[Collection entries]
---
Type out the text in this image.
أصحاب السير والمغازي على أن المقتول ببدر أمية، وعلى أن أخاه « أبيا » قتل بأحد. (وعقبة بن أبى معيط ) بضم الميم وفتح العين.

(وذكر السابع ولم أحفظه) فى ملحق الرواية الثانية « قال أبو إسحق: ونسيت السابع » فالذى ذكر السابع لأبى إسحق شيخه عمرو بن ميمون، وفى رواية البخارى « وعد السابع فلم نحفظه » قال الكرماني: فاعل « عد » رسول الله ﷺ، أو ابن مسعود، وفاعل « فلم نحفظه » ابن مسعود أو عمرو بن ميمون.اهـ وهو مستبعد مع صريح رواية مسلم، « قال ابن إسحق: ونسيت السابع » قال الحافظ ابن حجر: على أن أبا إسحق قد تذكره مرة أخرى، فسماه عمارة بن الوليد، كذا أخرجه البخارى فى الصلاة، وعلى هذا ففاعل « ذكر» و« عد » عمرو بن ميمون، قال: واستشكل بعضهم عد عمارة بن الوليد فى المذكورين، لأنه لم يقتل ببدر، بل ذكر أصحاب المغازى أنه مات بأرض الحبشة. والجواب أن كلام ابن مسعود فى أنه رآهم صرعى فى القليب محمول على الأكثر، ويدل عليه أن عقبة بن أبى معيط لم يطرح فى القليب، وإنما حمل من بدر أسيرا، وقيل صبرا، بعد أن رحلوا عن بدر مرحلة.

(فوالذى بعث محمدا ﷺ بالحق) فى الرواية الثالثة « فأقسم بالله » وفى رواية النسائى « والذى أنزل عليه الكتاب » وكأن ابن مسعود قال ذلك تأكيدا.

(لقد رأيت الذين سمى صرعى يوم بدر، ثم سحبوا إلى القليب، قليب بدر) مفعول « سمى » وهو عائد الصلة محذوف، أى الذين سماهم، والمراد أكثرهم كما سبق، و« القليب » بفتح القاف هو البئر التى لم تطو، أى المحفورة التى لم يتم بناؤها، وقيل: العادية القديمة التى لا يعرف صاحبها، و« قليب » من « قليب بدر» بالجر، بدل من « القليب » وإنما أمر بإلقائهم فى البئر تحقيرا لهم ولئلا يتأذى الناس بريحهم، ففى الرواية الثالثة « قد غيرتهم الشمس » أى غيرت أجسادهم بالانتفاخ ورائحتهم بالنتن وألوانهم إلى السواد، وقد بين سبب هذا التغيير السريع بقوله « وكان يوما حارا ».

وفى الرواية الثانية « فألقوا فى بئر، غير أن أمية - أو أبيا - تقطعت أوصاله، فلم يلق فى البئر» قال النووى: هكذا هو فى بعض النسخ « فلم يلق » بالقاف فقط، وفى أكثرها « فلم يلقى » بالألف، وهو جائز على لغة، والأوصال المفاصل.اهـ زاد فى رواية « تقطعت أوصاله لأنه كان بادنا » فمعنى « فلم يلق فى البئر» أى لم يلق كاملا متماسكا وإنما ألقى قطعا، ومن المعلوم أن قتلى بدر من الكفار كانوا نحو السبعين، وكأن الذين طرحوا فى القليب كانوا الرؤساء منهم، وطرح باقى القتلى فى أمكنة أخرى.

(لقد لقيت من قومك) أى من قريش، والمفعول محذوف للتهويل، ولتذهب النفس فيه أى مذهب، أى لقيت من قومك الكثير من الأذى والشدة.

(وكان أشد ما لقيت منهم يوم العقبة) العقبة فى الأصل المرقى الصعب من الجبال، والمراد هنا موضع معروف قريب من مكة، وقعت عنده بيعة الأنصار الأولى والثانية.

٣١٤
---
## Aim of the exercise
Give the entries again in full, exactly as they are written.

## Exercise output
Type out the text in this image.
أصحاب السير والمغازي على أن المقتول ببدر أمية، وعلى أن أخاه « أبيا » قتل بأحد. (وعقبة بن أبى معيط ) بضم الميم وفتح العين.

(وذكر السابع ولم أحفظه) فى ملحق الرواية الثانية « قال أبو إسحق: ونسيت السابع » فالذى ذكر السابع لأبى إسحق شيخه عمرو بن ميمون، وفى رواية البخارى « وعد السابع فلم نحفظه » قال الكرماني: فاعل « عد » رسول الله ﷺ، أو ابن مسعود، وفاعل « فلم نحفظه » ابن مسعود أو عمرو بن ميمون.اهـ وهو مستبعد مع صريح رواية مسلم، « قال ابن إسحق: ونسيت السابع » قال الحافظ ابن حجر: على أن أبا إسحق قد تذكره مرة أخرى، فسماه عمارة بن الوليد، كذا أخرجه البخارى فى الصلاة، وعلى هذا ففاعل « ذكر» و« عد » عمرو بن ميمون، قال: واستشكل بعضهم عد عمارة بن الوليد فى المذكورين، لأنه لم يقتل ببدر، بل ذكر أصحاب المغازى أنه مات بأرض الحبشة. والجواب أن كلام ابن مسعود فى أنه رآهم صرعى فى القليب محمول على الأكثر، ويدل عليه أن عقبة بن أبى معيط لم يطرح فى القليب، وإنما حمل من بدر أسيرا، وقيل صبرا، بعد أن رحلوا عن بدر مرحلة.

(فوالذى بعث محمدا ﷺ بالحق) فى الرواية الثالثة « فأقسم بالله » وفى رواية النسائى « والذى أنزل عليه الكتاب » وكأن ابن مسعود قال ذلك تأكيدا.

(لقد رأيت الذين سمى صرعى يوم بدر، ثم سحبوا إلى القليب، قليب بدر) مفعول « سمى » وهو عائد الصلة محذوف، أى الذين سماهم، والمراد أكثرهم كما سبق، و« القليب » بفتح القاف هو البئر التى لم تطو، أى المحفورة التى لم يتم بناؤها، وقيل: العادية القديمة التى لا يعرف صاحبها، و« قليب » من « قليب بدر» بالجر، بدل من « القليب » وإنما أمر بإلقائهم فى البئر تحقيرا لهم ولئلا يتأذى الناس بريحهم، ففى الرواية الثالثة « قد غيرتهم الشمس » أى غيرت أجسادهم بالانتفاخ ورائحتهم بالنتن وألوانهم إلى السواد، وقد بين سبب هذا التغيير السريع بقوله « وكان يوما حارا ».

وفى الرواية الثانية « فألقوا فى بئر، غير أن أمية - أو أبيا - تقطعت أوصاله، فلم يلق فى البئر» قال النووى: هكذا هو فى بعض النسخ « فلم يلق » بالقاف فقط، وفى أكثرها « فلم يلقى » بالألف، وهو جائز على لغة، والأوصال المفاصل.اهـ زاد فى رواية « تقطعت أوصاله لأنه كان بادنا » فمعنى « فلم يلق فى البئر» أى لم يلق كاملا متماسكا وإنما ألقى قطعا، ومن المعلوم أن قتلى بدر من الكفار كانوا نحو السبعين، وكأن الذين طرحوا فى القليب كانوا الرؤساء منهم، وطرح باقى القتلى فى أمكنة أخرى.

(لقد لقيت من قومك) أى من قريش، والمفعول محذوف للتهويل، ولتذهب النفس فيه أى مذهب، أى لقيت من قومك الكثير من الأذى والشدة.

(وكان أشد ما لقيت منهم يوم العقبة) العقبة فى الأصل المرقى الصعب من الجبال، والمراد هنا موضع معروف قريب من مكة، وقعت عنده بيعة الأنصار الأولى والثانية.

٣١٤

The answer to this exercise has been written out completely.